__EXERCISE REQUIREMENTS__
Using the data below, repeat all of it precisely.

--

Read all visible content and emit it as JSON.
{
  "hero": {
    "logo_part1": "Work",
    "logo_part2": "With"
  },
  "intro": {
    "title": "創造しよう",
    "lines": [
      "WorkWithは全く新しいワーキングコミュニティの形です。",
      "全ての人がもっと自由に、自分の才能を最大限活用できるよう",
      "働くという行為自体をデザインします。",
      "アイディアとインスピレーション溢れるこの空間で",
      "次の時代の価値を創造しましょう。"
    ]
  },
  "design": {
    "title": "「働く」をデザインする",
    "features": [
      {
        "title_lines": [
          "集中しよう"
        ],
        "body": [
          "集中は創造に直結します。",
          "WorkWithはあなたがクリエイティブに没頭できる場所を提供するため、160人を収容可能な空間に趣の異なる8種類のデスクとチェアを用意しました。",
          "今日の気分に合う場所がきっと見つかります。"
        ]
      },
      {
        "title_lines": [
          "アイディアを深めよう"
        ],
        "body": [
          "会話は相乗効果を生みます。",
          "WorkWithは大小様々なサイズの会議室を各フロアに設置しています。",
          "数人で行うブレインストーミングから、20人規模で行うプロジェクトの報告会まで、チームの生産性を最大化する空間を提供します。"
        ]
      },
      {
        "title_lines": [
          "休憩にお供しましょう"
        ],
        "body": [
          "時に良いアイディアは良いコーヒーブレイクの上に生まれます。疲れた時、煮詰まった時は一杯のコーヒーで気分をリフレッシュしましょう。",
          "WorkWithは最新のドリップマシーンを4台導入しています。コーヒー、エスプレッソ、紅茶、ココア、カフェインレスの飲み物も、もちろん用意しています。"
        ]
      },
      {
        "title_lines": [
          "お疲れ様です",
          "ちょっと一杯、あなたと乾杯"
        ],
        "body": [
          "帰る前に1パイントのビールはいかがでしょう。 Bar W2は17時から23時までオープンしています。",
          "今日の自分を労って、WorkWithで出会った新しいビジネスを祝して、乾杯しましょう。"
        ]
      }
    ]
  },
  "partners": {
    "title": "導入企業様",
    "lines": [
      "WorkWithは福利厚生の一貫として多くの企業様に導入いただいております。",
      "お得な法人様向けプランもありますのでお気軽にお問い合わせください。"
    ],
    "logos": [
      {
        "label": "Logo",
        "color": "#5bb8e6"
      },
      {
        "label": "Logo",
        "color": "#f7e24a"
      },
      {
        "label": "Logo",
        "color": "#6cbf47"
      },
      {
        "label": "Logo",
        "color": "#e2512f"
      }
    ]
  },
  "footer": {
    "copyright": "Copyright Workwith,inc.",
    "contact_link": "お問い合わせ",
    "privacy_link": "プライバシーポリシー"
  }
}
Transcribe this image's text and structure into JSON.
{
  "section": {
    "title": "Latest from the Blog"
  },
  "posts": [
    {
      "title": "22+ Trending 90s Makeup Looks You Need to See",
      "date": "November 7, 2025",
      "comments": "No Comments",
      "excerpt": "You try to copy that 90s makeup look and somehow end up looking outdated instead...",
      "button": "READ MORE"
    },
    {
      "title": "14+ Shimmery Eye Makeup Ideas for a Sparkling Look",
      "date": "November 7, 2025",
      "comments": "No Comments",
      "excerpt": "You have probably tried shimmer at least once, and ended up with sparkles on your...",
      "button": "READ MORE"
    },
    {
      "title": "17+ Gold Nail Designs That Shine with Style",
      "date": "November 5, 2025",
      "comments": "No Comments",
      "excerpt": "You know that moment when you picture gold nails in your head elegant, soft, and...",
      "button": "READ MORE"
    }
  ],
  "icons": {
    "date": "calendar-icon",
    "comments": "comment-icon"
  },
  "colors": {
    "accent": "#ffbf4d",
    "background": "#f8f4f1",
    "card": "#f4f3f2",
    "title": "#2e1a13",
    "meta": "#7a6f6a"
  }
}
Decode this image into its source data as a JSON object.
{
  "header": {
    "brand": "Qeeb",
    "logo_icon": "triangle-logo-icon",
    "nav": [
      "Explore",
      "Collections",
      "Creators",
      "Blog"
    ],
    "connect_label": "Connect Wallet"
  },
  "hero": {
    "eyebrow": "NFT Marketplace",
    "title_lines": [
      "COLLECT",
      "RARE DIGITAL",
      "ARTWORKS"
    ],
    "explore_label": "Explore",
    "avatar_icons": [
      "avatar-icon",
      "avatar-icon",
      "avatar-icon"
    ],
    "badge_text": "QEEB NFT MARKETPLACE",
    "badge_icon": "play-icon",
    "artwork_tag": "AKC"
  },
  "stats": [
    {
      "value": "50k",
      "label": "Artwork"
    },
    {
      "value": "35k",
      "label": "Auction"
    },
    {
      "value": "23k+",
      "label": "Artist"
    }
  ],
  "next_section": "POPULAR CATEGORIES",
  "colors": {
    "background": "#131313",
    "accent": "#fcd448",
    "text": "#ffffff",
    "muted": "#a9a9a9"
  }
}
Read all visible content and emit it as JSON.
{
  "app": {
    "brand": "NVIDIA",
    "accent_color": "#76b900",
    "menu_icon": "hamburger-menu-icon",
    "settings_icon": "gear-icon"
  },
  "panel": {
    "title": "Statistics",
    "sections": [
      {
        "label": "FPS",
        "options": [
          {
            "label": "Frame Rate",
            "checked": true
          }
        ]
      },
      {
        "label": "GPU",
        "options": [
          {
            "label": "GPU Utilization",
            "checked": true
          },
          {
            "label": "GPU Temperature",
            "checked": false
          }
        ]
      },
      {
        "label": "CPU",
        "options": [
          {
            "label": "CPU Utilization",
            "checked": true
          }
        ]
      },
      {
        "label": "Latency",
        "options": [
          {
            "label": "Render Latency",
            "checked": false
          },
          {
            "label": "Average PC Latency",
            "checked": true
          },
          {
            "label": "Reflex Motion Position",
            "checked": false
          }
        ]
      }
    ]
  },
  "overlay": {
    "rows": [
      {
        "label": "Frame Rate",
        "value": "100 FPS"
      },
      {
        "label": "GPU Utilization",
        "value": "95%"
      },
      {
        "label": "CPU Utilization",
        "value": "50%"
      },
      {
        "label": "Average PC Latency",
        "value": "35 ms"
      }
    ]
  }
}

--

__SOLUTION FOR THIS TASK__
Read all visible content and emit it as JSON.
{
  "hero": {
    "logo_part1": "Work",
    "logo_part2": "With"
  },
  "intro": {
    "title": "創造しよう",
    "lines": [
      "WorkWithは全く新しいワーキングコミュニティの形です。",
      "全ての人がもっと自由に、自分の才能を最大限活用できるよう",
      "働くという行為自体をデザインします。",
      "アイディアとインスピレーション溢れるこの空間で",
      "次の時代の価値を創造しましょう。"
    ]
  },
  "design": {
    "title": "「働く」をデザインする",
    "features": [
      {
        "title_lines": [
          "集中しよう"
        ],
        "body": [
          "集中は創造に直結します。",
          "WorkWithはあなたがクリエイティブに没頭できる場所を提供するため、160人を収容可能な空間に趣の異なる8種類のデスクとチェアを用意しました。",
          "今日の気分に合う場所がきっと見つかります。"
        ]
      },
      {
        "title_lines": [
          "アイディアを深めよう"
        ],
        "body": [
          "会話は相乗効果を生みます。",
          "WorkWithは大小様々なサイズの会議室を各フロアに設置しています。",
          "数人で行うブレインストーミングから、20人規模で行うプロジェクトの報告会まで、チームの生産性を最大化する空間を提供します。"
        ]
      },
      {
        "title_lines": [
          "休憩にお供しましょう"
        ],
        "body": [
          "時に良いアイディアは良いコーヒーブレイクの上に生まれます。疲れた時、煮詰まった時は一杯のコーヒーで気分をリフレッシュしましょう。",
          "WorkWithは最新のドリップマシーンを4台導入しています。コーヒー、エスプレッソ、紅茶、ココア、カフェインレスの飲み物も、もちろん用意しています。"
        ]
      },
      {
        "title_lines": [
          "お疲れ様です",
          "ちょっと一杯、あなたと乾杯"
        ],
        "body": [
          "帰る前に1パイントのビールはいかがでしょう。 Bar W2は17時から23時までオープンしています。",
          "今日の自分を労って、WorkWithで出会った新しいビジネスを祝して、乾杯しましょう。"
        ]
      }
    ]
  },
  "partners": {
    "title": "導入企業様",
    "lines": [
      "WorkWithは福利厚生の一貫として多くの企業様に導入いただいております。",
      "お得な法人様向けプランもありますのでお気軽にお問い合わせください。"
    ],
    "logos": [
      {
        "label": "Logo",
        "color": "#5bb8e6"
      },
      {
        "label": "Logo",
        "color": "#f7e24a"
      },
      {
        "label": "Logo",
        "color": "#6cbf47"
      },
      {
        "label": "Logo",
        "color": "#e2512f"
      }
    ]
  },
  "footer": {
    "copyright": "Copyright Workwith,inc.",
    "contact_link": "お問い合わせ",
    "privacy_link": "プライバシーポリシー"
  }
}
Transcribe this image's text and structure into JSON.
{
  "section": {
    "title": "Latest from the Blog"
  },
  "posts": [
    {
      "title": "22+ Trending 90s Makeup Looks You Need to See",
      "date": "November 7, 2025",
      "comments": "No Comments",
      "excerpt": "You try to copy that 90s makeup look and somehow end up looking outdated instead...",
      "button": "READ MORE"
    },
    {
      "title": "14+ Shimmery Eye Makeup Ideas for a Sparkling Look",
      "date": "November 7, 2025",
      "comments": "No Comments",
      "excerpt": "You have probably tried shimmer at least once, and ended up with sparkles on your...",
      "button": "READ MORE"
    },
    {
      "title": "17+ Gold Nail Designs That Shine with Style",
      "date": "November 5, 2025",
      "comments": "No Comments",
      "excerpt": "You know that moment when you picture gold nails in your head elegant, soft, and...",
      "button": "READ MORE"
    }
  ],
  "icons": {
    "date": "calendar-icon",
    "comments": "comment-icon"
  },
  "colors": {
    "accent": "#ffbf4d",
    "background": "#f8f4f1",
    "card": "#f4f3f2",
    "title": "#2e1a13",
    "meta": "#7a6f6a"
  }
}
Decode this image into its source data as a JSON object.
{
  "header": {
    "brand": "Qeeb",
    "logo_icon": "triangle-logo-icon",
    "nav": [
      "Explore",
      "Collections",
      "Creators",
      "Blog"
    ],
    "connect_label": "Connect Wallet"
  },
  "hero": {
    "eyebrow": "NFT Marketplace",
    "title_lines": [
      "COLLECT",
      "RARE DIGITAL",
      "ARTWORKS"
    ],
    "explore_label": "Explore",
    "avatar_icons": [
      "avatar-icon",
      "avatar-icon",
      "avatar-icon"
    ],
    "badge_text": "QEEB NFT MARKETPLACE",
    "badge_icon": "play-icon",
    "artwork_tag": "AKC"
  },
  "stats": [
    {
      "value": "50k",
      "label": "Artwork"
    },
    {
      "value": "35k",
      "label": "Auction"
    },
    {
      "value": "23k+",
      "label": "Artist"
    }
  ],
  "next_section": "POPULAR CATEGORIES",
  "colors": {
    "background": "#131313",
    "accent": "#fcd448",
    "text": "#ffffff",
    "muted": "#a9a9a9"
  }
}
Read all visible content and emit it as JSON.
{
  "app": {
    "brand": "NVIDIA",
    "accent_color": "#76b900",
    "menu_icon": "hamburger-menu-icon",
    "settings_icon": "gear-icon"
  },
  "panel": {
    "title": "Statistics",
    "sections": [
      {
        "label": "FPS",
        "options": [
          {
            "label": "Frame Rate",
            "checked": true
          }
        ]
      },
      {
        "label": "GPU",
        "options": [
          {
            "label": "GPU Utilization",
            "checked": true
          },
          {
            "label": "GPU Temperature",
            "checked": false
          }
        ]
      },
      {
        "label": "CPU",
        "options": [
          {
            "label": "CPU Utilization",
            "checked": true
          }
        ]
      },
      {
        "label": "Latency",
        "options": [
          {
            "label": "Render Latency",
            "checked": false
          },
          {
            "label": "Average PC Latency",
            "checked": true
          },
          {
            "label": "Reflex Motion Position",
            "checked": false
          }
        ]
      }
    ]
  },
  "overlay": {
    "rows": [
      {
        "label": "Frame Rate",
        "value": "100 FPS"
      },
      {
        "label": "GPU Utilization",
        "value": "95%"
      },
      {
        "label": "CPU Utilization",
        "value": "50%"
      },
      {
        "label": "Average PC Latency",
        "value": "35 ms"
      }
    ]
  }
}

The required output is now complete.